Saved data entries
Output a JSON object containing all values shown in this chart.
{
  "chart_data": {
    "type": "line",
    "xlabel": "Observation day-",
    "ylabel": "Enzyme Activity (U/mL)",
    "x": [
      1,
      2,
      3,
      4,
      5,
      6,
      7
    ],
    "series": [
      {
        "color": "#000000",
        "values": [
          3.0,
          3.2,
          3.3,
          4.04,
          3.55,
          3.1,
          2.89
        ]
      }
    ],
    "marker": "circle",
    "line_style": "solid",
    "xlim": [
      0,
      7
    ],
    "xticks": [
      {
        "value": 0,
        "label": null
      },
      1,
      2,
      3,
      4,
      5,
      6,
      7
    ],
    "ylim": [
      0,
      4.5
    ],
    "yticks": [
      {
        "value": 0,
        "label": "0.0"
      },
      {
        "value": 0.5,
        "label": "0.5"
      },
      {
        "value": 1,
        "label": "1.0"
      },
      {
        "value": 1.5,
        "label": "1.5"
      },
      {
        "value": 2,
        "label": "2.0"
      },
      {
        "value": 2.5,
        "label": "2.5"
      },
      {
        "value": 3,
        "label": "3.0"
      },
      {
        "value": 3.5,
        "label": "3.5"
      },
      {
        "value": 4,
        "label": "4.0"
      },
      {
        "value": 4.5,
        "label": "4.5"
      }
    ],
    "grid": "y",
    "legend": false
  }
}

_Required work_:
With nothing added or left out, print the data again.

_Expected output_:
Output a JSON object containing all values shown in this chart.
{
  "chart_data": {
    "type": "line",
    "xlabel": "Observation day-",
    "ylabel": "Enzyme Activity (U/mL)",
    "x": [
      1,
      2,
      3,
      4,
      5,
      6,
      7
    ],
    "series": [
      {
        "color": "#000000",
        "values": [
          3.0,
          3.2,
          3.3,
          4.04,
          3.55,
          3.1,
          2.89
        ]
      }
    ],
    "marker": "circle",
    "line_style": "solid",
    "xlim": [
      0,
      7
    ],
    "xticks": [
      {
        "value": 0,
        "label": null
      },
      1,
      2,
      3,
      4,
      5,
      6,
      7
    ],
    "ylim": [
      0,
      4.5
    ],
    "yticks": [
      {
        "value": 0,
        "label": "0.0"
      },
      {
        "value": 0.5,
        "label": "0.5"
      },
      {
        "value": 1,
        "label": "1.0"
      },
      {
        "value": 1.5,
        "label": "1.5"
      },
      {
        "value": 2,
        "label": "2.0"
      },
      {
        "value": 2.5,
        "label": "2.5"
      },
      {
        "value": 3,
        "label": "3.0"
      },
      {
        "value": 3.5,
        "label": "3.5"
      },
      {
        "value": 4,
        "label": "4.0"
      },
      {
        "value": 4.5,
        "label": "4.5"
      }
    ],
    "grid": "y",
    "legend": false
  }
}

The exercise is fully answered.